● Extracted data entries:
--- --- ---
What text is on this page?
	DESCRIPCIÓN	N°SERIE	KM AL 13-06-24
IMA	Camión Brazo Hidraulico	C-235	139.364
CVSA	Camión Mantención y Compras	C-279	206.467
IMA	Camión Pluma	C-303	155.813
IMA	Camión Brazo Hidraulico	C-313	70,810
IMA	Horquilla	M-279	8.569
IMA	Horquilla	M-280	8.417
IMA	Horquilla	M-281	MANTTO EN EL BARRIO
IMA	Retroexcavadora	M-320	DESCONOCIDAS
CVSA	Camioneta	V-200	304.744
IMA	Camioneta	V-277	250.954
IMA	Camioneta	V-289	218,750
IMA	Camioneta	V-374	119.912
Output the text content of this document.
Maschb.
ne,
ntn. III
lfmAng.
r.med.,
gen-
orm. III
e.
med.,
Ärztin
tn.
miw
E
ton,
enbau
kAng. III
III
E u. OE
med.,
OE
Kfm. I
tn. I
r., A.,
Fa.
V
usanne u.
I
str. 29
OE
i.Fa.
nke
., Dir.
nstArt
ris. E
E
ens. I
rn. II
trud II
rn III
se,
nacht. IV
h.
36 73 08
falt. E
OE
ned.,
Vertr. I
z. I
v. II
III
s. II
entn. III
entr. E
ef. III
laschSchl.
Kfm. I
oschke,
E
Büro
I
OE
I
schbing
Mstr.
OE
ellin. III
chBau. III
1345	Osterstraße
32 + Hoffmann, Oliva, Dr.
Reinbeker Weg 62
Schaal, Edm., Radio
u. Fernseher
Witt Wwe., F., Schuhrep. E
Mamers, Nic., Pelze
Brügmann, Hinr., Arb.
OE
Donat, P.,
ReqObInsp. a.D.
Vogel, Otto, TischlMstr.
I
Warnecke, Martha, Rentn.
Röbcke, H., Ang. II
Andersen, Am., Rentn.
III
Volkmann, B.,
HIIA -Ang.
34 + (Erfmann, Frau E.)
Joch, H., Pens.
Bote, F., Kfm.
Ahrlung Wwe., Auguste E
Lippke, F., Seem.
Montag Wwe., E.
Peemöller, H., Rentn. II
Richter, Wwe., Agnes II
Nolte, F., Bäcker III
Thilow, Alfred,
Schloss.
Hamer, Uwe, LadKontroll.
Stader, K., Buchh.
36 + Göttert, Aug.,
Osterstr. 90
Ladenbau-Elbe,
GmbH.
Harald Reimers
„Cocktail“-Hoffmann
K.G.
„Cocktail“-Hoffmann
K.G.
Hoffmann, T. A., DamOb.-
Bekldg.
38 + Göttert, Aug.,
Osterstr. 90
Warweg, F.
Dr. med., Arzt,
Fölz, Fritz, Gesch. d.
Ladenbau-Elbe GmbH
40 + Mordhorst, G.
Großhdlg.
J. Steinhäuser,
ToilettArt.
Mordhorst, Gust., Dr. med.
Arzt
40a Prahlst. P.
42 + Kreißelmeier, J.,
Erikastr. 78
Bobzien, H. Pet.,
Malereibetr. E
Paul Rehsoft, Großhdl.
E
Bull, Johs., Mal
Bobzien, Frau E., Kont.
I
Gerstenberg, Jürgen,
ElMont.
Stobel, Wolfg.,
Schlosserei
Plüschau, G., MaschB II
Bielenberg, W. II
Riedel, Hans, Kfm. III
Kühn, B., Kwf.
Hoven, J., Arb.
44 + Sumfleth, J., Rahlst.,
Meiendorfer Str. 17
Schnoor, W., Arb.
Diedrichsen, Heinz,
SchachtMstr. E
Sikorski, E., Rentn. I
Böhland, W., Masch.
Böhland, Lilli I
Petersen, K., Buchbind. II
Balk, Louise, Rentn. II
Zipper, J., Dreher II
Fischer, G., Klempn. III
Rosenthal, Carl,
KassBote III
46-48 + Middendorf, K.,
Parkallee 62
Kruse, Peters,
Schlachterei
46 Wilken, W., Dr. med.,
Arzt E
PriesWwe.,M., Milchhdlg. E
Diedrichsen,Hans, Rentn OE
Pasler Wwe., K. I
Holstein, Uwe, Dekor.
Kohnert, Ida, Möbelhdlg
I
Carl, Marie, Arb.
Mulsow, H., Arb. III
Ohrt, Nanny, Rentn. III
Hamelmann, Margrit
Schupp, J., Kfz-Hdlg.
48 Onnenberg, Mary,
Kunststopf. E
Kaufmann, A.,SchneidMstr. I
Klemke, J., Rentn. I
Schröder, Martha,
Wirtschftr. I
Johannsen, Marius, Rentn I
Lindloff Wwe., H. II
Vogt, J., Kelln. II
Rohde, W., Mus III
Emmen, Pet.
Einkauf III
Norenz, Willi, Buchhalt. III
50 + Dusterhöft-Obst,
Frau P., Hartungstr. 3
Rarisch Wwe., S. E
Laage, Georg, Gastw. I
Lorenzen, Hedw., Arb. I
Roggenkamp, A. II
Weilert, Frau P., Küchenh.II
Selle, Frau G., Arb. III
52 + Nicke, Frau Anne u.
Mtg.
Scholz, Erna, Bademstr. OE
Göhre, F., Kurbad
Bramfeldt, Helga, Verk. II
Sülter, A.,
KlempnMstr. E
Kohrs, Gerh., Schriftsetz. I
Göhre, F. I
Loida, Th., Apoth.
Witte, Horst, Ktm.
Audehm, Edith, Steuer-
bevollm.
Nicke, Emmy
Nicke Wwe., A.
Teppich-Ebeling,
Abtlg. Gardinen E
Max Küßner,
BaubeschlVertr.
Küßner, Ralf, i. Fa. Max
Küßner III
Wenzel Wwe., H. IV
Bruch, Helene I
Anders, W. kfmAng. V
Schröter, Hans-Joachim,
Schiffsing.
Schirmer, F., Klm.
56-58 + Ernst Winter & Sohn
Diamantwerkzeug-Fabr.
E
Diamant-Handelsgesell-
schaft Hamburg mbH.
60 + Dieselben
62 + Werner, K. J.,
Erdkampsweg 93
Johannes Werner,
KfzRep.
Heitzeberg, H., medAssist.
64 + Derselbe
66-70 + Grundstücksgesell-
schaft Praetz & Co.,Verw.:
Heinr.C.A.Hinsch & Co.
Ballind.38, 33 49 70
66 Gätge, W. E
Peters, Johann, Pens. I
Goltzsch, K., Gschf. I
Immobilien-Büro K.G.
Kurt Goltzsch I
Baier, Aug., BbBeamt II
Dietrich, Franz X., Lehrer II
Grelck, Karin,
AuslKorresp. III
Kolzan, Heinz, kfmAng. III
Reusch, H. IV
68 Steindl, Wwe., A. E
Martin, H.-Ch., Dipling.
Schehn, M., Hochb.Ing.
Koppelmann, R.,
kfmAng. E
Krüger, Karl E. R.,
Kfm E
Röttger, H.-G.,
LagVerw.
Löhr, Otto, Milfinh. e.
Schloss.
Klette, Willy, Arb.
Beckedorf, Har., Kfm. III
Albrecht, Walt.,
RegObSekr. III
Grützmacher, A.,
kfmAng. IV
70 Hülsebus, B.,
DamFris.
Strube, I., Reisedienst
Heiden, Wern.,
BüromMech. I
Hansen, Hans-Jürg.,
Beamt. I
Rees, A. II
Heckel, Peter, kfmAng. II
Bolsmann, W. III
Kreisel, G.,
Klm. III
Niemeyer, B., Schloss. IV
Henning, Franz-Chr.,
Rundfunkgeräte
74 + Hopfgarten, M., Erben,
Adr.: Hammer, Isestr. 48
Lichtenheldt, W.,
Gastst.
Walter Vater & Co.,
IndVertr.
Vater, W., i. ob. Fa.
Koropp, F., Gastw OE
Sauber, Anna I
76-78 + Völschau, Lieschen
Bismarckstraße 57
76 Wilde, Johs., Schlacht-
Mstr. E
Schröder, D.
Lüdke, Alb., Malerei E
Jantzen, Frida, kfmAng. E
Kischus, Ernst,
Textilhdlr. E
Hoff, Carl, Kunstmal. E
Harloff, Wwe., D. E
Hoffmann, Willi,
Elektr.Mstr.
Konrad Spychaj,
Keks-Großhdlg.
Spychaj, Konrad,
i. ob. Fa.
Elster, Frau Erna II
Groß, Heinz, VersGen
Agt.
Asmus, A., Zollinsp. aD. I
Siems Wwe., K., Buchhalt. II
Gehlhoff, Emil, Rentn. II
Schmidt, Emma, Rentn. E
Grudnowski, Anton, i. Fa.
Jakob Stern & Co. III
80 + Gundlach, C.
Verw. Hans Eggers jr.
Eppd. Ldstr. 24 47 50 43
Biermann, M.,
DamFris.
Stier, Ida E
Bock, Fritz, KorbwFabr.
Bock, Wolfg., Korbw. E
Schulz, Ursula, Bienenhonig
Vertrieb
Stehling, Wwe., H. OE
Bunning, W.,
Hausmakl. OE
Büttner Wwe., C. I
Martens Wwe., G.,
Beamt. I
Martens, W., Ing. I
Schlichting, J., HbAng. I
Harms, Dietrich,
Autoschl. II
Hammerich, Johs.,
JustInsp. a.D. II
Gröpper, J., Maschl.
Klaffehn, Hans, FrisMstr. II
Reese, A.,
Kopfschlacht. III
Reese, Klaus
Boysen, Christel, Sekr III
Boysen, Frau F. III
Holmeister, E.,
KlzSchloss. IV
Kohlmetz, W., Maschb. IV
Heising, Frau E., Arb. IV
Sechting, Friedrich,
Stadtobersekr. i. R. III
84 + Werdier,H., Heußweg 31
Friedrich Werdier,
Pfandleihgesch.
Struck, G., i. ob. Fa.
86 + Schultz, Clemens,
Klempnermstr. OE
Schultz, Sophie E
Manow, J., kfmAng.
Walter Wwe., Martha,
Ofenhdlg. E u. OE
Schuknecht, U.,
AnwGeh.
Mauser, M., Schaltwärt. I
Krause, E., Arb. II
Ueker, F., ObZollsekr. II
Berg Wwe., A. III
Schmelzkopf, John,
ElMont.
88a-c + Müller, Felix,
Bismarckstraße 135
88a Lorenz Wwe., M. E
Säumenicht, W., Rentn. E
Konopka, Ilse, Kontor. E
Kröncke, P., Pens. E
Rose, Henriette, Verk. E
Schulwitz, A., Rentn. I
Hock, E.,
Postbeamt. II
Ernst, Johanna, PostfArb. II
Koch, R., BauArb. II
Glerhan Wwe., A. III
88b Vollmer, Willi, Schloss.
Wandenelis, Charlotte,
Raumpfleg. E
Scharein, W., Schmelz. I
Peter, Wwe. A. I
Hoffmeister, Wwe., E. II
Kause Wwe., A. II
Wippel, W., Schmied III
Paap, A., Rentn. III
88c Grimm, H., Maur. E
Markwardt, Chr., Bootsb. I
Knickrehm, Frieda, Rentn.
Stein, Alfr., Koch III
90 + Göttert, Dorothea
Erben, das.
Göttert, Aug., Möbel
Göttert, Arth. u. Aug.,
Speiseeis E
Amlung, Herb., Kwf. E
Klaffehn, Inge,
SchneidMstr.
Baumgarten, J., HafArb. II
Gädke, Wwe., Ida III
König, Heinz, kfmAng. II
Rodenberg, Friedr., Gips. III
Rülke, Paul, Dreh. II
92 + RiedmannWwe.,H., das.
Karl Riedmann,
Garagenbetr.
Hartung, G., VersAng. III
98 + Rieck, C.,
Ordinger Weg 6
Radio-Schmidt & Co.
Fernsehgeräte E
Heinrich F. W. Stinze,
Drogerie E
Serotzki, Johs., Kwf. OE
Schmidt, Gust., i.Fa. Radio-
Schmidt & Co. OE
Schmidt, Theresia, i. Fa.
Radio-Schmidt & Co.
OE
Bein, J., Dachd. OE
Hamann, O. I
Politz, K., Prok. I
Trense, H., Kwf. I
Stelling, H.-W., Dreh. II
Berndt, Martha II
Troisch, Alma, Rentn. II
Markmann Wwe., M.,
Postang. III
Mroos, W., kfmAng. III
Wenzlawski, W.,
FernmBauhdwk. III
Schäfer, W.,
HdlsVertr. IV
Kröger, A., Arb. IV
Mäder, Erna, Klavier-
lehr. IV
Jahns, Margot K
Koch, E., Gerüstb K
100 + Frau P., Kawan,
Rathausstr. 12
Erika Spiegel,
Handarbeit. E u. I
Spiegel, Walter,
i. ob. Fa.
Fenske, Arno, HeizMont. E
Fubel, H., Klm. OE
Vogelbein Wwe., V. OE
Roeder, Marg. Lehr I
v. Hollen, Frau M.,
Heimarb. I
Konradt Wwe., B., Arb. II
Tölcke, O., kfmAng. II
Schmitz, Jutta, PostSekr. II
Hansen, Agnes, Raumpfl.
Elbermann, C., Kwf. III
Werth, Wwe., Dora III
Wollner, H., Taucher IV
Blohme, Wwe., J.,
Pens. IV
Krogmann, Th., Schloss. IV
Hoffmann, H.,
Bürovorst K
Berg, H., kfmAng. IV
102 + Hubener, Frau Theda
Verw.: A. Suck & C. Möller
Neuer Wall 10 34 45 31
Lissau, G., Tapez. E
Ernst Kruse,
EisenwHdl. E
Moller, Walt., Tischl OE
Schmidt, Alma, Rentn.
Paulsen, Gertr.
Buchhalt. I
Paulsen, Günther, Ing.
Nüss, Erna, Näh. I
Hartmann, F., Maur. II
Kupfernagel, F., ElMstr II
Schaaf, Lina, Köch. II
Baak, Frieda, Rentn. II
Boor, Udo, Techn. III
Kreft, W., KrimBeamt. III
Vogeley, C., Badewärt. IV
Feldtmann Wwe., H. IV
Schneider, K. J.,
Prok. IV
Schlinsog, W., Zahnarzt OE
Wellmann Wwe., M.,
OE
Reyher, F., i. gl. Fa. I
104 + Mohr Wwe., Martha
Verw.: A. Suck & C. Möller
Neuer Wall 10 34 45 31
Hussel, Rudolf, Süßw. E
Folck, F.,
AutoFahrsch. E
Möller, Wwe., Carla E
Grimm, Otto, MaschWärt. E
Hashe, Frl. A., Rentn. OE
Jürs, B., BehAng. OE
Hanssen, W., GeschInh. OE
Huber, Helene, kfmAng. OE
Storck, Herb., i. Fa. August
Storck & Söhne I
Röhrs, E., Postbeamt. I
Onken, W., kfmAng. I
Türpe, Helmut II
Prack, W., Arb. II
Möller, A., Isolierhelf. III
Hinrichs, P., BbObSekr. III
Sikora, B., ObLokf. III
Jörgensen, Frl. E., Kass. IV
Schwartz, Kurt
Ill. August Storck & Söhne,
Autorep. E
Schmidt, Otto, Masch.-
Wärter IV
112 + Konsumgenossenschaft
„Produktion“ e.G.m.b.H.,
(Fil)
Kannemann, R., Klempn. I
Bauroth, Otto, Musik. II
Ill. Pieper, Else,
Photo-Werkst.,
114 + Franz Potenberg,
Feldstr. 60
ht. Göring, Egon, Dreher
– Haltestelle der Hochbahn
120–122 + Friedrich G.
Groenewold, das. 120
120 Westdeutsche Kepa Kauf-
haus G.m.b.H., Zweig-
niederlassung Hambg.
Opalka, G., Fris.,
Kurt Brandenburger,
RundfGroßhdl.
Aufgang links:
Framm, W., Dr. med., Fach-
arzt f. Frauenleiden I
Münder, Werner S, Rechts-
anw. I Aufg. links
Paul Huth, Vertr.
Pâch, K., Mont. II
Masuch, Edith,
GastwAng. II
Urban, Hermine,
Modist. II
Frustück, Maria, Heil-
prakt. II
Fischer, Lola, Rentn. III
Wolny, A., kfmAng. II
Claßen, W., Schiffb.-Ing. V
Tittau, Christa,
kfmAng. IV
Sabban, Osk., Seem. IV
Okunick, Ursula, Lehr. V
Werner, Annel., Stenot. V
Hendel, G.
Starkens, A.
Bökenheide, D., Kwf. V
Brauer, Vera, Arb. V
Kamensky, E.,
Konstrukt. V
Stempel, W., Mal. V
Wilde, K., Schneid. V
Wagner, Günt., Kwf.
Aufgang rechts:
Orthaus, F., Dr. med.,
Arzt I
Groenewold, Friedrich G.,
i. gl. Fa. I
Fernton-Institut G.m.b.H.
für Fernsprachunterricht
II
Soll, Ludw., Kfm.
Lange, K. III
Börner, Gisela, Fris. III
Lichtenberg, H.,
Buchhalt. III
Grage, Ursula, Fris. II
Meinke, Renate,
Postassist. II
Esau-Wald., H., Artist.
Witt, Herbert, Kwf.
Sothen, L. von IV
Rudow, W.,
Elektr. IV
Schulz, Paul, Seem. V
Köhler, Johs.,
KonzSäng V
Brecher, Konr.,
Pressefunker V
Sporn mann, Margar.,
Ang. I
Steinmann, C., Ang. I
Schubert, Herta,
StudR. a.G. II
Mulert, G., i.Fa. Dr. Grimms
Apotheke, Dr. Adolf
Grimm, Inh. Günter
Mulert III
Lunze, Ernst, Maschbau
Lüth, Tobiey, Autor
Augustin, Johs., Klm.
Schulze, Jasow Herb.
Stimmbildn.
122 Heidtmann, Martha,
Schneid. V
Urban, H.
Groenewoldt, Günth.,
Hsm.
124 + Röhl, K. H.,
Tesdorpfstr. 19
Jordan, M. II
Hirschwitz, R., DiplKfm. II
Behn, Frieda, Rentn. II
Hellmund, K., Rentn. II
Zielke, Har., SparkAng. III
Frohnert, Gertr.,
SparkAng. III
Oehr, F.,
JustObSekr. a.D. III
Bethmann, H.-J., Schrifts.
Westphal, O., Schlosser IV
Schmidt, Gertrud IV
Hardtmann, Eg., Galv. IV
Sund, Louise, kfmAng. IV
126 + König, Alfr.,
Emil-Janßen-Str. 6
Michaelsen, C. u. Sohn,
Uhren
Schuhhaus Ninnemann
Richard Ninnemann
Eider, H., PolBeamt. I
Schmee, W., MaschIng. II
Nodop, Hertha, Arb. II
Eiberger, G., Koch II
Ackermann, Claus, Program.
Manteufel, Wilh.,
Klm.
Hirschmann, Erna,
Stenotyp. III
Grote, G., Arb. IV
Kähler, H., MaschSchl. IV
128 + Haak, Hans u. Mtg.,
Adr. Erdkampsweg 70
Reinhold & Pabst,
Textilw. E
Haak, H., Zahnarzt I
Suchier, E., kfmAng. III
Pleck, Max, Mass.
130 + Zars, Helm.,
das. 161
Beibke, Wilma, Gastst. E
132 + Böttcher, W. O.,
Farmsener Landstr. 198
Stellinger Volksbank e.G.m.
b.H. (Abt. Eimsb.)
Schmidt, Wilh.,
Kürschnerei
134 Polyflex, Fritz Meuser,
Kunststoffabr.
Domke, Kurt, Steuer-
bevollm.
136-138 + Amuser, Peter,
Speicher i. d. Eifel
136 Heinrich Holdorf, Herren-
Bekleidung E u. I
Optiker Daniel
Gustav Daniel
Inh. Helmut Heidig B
--- --- ---
● WORK TO COMPLETE: Say, as a single number and nothing more, how many lines of the entries contain the word "Wilde".

● EXPECTED ANSWER: 2